Dataset entries -
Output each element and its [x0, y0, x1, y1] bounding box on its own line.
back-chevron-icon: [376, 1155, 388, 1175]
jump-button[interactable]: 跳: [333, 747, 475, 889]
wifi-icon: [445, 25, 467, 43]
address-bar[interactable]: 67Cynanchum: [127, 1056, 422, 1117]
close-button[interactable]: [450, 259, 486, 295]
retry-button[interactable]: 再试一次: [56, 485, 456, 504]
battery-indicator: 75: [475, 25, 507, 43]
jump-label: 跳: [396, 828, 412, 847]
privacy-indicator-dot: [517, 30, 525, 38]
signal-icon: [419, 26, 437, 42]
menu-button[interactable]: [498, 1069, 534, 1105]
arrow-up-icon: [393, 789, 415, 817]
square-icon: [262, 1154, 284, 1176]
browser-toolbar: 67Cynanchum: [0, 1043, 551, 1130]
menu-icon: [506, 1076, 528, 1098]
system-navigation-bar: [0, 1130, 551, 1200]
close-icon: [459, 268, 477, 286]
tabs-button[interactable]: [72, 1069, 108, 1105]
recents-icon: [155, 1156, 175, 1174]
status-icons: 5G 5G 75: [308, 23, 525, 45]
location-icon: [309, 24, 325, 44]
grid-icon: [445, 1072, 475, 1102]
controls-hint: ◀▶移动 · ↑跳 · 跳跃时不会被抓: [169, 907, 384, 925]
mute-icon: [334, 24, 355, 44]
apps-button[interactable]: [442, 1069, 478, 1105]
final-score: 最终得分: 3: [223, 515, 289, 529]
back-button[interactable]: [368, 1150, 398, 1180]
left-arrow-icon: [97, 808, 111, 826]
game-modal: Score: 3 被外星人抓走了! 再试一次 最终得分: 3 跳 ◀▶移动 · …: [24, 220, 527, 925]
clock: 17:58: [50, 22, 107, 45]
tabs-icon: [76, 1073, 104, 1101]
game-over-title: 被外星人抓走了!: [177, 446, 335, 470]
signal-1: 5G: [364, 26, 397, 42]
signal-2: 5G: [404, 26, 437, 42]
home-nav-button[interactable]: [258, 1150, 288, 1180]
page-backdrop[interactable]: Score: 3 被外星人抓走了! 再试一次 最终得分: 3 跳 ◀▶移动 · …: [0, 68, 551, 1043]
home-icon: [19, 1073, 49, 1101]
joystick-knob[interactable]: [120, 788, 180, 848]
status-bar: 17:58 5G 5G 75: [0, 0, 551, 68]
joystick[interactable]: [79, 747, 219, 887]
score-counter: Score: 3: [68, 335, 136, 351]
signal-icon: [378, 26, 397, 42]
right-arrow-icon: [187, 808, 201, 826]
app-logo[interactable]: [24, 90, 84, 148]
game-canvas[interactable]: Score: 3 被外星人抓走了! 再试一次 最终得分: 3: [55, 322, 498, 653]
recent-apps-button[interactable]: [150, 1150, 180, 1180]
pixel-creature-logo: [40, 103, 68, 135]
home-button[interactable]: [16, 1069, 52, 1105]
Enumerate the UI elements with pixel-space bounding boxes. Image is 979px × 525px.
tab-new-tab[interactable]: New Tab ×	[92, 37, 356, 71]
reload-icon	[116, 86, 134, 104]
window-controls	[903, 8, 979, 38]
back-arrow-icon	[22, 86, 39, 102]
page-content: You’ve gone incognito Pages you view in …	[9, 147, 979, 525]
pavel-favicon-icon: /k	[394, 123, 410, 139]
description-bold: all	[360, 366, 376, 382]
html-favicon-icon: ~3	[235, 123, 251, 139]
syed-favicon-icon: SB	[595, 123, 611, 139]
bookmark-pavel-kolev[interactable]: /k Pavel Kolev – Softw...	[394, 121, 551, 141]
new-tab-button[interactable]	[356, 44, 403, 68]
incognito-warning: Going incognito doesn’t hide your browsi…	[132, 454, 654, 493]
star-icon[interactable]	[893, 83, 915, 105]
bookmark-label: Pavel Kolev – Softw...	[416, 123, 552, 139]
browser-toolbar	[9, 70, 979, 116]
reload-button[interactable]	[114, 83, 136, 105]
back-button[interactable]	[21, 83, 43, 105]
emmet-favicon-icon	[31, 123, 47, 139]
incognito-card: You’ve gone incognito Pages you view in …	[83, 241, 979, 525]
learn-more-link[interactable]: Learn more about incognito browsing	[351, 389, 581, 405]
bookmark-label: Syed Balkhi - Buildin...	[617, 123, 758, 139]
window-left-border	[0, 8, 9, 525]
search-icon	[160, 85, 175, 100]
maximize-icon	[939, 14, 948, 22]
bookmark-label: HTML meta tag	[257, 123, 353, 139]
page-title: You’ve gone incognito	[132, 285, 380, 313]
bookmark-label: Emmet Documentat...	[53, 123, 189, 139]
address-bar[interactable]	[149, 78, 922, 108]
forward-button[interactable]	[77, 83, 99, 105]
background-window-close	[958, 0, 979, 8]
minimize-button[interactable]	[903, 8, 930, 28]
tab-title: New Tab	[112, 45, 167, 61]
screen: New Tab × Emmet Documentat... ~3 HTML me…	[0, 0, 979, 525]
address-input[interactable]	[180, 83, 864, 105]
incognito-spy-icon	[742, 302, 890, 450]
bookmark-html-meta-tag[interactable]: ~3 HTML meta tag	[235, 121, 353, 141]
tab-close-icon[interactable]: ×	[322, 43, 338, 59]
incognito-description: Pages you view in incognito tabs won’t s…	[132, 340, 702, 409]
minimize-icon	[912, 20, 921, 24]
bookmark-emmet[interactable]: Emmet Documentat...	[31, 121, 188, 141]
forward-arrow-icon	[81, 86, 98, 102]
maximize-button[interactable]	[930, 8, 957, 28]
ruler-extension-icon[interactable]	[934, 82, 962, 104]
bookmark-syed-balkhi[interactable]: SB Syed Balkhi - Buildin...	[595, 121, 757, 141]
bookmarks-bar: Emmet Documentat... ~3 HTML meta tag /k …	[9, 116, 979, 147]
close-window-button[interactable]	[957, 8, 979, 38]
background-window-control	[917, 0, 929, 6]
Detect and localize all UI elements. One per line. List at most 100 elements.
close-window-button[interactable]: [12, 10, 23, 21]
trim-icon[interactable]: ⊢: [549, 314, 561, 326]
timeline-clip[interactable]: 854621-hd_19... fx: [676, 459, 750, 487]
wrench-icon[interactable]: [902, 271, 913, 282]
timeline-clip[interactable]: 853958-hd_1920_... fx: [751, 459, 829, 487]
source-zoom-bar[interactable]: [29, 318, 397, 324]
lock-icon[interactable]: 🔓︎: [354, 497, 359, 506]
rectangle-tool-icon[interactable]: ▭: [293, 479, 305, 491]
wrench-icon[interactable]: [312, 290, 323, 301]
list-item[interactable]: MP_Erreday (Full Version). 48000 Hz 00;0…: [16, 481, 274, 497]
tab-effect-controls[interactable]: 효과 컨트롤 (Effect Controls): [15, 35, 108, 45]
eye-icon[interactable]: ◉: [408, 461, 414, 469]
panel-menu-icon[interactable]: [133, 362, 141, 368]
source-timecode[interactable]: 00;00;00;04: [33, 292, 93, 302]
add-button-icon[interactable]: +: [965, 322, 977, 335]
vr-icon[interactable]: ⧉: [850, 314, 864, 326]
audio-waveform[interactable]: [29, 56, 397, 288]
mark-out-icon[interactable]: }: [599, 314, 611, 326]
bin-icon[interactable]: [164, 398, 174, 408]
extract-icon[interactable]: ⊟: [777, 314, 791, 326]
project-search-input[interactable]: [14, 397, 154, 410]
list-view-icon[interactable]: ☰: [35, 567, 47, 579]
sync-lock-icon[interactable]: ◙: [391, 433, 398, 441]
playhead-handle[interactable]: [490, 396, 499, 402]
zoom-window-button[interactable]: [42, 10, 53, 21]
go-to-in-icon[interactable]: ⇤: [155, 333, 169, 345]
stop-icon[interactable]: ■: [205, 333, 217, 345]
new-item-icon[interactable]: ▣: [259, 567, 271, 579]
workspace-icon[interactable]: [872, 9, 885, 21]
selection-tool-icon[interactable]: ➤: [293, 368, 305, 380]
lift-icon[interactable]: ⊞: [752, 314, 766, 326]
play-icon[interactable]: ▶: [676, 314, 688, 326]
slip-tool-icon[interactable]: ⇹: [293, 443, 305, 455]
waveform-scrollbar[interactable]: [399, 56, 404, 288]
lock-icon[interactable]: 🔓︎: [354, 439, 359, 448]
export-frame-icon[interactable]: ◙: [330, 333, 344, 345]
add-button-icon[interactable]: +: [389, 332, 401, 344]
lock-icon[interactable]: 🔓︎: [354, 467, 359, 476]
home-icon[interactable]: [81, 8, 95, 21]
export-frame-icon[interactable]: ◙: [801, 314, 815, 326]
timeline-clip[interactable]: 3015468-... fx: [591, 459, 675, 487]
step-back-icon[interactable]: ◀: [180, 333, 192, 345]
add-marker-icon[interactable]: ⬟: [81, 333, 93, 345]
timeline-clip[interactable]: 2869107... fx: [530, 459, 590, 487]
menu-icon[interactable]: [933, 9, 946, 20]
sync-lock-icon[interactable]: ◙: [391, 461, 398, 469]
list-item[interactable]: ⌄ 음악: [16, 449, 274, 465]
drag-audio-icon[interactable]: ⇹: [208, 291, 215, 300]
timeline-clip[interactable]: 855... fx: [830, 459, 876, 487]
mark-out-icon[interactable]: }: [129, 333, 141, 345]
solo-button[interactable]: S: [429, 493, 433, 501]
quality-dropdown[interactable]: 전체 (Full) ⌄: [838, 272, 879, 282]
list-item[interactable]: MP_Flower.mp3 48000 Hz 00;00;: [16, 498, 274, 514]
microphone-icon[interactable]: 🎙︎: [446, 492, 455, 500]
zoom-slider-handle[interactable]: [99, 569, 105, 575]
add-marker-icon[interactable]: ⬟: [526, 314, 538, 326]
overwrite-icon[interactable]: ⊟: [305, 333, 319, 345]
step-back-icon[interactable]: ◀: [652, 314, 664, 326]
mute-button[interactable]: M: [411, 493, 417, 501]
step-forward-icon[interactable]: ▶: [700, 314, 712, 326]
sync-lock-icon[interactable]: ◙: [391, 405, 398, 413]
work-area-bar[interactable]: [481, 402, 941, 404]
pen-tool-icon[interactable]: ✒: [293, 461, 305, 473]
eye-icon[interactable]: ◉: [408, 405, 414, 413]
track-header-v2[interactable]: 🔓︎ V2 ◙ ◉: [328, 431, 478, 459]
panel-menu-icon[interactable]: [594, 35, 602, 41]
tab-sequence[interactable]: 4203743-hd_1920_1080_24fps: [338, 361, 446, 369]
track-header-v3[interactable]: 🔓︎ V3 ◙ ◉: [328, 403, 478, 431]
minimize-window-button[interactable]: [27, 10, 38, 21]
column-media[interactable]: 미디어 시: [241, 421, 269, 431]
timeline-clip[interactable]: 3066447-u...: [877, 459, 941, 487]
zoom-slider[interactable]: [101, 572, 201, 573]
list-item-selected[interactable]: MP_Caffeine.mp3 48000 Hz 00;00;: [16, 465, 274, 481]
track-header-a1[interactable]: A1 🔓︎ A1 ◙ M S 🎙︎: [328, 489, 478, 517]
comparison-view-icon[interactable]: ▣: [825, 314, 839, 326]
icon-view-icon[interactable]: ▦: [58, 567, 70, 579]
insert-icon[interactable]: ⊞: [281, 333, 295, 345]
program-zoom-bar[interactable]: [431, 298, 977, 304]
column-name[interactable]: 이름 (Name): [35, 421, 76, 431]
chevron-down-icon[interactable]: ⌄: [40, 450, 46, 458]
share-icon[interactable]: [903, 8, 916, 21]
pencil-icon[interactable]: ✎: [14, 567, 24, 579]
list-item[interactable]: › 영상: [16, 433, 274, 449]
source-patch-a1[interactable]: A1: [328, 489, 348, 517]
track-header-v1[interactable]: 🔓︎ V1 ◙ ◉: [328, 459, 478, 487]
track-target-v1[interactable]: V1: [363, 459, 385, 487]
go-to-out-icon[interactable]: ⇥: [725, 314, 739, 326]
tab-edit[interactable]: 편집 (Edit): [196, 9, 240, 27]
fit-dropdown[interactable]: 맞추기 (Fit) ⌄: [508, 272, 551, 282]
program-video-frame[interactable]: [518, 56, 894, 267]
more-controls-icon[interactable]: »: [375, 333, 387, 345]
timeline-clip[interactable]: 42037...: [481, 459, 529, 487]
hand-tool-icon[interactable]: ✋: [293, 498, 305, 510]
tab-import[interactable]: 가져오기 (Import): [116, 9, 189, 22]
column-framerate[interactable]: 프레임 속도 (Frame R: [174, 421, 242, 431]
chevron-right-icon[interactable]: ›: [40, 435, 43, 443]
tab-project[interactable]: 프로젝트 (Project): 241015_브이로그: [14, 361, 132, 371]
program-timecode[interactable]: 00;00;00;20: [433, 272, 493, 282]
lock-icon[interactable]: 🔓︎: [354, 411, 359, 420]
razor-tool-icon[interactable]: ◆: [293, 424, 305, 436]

Request - Rewrite the material from its first line through the line with "close-button[interactable]: [450, 259, 486, 295]", changing "wifi-icon" to "wireless-icon" and keeping everything else the same.

Exercise output -
Output each element and its [x0, y0, x1, y1] bounding box on its own line.
back-chevron-icon: [376, 1155, 388, 1175]
jump-button[interactable]: 跳: [333, 747, 475, 889]
wireless-icon: [445, 25, 467, 43]
address-bar[interactable]: 67Cynanchum: [127, 1056, 422, 1117]
close-button[interactable]: [450, 259, 486, 295]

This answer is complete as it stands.